▶ What the exercise asks: In the entries below, find the lines that contain the word "will" and copy them.

***

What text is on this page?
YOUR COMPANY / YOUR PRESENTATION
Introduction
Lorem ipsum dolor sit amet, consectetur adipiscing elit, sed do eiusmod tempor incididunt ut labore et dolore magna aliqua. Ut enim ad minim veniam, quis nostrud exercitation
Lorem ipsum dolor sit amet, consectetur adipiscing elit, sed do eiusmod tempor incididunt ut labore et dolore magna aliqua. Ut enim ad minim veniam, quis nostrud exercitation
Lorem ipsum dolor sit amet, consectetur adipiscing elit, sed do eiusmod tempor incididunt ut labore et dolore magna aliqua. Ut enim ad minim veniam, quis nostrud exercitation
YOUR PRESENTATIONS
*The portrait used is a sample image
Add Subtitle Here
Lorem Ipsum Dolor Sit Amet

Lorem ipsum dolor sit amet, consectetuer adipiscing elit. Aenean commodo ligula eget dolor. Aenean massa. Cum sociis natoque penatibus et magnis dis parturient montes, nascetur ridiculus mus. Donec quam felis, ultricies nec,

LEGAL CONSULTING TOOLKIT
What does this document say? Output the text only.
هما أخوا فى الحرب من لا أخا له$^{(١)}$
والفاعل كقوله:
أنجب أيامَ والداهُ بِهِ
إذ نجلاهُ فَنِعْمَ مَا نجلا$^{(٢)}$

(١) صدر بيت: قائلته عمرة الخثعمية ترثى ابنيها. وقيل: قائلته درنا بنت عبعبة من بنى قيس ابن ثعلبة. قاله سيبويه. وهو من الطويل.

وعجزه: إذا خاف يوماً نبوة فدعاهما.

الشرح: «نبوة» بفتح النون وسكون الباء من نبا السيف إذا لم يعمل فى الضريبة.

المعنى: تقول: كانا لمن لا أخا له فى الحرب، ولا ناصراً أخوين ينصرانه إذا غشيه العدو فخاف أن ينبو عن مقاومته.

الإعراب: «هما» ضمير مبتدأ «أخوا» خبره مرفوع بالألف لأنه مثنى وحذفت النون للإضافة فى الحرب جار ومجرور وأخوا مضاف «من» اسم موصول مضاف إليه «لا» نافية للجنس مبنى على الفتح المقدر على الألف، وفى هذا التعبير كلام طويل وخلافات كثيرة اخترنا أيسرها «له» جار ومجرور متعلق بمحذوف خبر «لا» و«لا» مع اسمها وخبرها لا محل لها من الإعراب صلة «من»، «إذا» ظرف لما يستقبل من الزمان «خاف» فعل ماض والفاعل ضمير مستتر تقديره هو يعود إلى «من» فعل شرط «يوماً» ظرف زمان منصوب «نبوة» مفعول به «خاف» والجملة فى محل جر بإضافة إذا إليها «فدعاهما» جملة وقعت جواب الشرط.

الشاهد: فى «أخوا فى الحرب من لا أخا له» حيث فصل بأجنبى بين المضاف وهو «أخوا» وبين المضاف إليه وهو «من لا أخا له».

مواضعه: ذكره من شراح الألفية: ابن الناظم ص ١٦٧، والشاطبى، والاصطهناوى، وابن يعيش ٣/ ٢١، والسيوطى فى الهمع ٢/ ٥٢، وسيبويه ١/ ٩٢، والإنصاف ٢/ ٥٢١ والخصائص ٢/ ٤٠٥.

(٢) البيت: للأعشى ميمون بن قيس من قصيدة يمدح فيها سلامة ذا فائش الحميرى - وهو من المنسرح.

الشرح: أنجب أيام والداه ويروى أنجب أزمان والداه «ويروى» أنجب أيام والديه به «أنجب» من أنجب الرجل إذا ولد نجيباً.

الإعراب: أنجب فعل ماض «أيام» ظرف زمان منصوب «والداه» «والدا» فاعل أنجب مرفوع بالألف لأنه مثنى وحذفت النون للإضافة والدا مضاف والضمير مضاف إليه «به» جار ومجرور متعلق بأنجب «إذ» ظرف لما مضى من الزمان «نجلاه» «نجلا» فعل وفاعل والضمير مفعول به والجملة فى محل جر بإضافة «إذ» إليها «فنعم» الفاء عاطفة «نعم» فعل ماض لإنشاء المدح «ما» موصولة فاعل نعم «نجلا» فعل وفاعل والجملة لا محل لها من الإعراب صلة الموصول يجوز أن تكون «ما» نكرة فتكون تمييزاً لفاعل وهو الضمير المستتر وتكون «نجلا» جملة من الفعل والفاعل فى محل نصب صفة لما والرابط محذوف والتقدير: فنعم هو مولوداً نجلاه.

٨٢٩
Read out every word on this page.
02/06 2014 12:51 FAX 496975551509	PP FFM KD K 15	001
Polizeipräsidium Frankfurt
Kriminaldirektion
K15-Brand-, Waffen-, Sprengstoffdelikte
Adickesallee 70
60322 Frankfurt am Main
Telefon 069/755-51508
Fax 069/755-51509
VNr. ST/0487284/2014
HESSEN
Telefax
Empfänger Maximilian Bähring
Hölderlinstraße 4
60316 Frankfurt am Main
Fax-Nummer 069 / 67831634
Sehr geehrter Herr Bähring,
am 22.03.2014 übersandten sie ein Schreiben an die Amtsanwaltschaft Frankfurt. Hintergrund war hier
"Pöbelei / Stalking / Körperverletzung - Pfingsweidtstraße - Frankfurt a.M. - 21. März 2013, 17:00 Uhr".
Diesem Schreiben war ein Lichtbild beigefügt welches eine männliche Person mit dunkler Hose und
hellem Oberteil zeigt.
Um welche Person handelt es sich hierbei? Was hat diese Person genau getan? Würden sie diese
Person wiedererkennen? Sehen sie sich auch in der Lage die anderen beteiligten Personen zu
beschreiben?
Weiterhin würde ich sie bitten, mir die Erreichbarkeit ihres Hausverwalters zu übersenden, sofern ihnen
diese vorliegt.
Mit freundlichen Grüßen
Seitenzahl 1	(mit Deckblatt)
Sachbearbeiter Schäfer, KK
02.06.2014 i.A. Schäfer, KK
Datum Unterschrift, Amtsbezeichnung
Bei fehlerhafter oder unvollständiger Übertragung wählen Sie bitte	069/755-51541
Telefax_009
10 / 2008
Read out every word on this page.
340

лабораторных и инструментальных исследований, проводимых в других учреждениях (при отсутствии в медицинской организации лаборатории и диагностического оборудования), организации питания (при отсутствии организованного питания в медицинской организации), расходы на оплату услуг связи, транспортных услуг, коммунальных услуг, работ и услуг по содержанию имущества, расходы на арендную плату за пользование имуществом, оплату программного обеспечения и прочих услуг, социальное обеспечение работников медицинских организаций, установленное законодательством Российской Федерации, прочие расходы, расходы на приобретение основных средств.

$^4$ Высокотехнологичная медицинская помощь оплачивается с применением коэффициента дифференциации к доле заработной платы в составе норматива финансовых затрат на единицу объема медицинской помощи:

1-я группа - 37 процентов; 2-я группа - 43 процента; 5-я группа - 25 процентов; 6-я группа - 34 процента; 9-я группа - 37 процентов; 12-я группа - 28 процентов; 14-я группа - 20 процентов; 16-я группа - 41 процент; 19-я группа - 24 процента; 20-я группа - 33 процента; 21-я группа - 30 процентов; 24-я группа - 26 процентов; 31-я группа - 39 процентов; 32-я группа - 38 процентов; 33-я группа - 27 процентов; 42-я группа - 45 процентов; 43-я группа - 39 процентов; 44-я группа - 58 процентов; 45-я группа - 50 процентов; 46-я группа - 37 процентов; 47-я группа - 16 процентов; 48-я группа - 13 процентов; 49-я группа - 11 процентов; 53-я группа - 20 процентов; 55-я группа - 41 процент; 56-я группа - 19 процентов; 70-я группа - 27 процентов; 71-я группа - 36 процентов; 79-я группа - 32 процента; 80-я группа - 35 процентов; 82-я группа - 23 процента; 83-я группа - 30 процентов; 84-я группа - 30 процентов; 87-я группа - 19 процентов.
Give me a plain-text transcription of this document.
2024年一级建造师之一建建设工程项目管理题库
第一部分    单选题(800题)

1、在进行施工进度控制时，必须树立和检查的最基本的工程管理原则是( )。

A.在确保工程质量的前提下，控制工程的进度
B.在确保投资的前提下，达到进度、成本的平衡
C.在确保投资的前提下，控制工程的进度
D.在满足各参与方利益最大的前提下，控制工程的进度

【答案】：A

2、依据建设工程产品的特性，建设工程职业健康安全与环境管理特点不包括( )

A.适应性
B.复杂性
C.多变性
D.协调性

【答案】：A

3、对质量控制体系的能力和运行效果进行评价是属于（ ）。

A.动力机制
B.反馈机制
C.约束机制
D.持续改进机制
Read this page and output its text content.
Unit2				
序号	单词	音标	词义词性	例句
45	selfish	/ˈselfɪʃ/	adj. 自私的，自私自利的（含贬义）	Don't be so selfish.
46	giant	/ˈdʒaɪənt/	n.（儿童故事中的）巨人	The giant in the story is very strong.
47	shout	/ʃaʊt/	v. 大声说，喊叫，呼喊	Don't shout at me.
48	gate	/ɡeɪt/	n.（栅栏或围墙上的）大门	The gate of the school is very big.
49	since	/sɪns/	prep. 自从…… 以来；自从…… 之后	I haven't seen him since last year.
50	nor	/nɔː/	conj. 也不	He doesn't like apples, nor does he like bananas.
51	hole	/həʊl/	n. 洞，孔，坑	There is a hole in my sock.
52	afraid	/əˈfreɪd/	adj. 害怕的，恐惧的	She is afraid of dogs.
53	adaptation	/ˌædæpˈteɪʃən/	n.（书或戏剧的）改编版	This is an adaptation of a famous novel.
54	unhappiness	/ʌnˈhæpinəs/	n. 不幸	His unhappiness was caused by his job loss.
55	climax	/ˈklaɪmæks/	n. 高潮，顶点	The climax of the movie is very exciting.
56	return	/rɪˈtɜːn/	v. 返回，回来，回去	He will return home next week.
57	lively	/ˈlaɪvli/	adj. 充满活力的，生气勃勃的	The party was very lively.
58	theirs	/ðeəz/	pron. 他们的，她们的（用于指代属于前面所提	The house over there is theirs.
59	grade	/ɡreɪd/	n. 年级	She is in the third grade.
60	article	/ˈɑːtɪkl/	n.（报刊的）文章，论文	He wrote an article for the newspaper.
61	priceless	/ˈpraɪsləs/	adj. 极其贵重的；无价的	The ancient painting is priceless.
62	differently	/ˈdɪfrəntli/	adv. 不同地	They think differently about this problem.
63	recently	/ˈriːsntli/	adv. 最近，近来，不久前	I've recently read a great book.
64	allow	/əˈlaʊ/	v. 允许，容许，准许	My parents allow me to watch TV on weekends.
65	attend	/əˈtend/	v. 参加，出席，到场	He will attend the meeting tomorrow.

***

▶ Solution to the problem:
56	return	/rɪˈtɜːn/	v. 返回，回来，回去	He will return home next week.
65	attend	/əˈtend/	v. 参加，出席，到场	He will attend the meeting tomorrow.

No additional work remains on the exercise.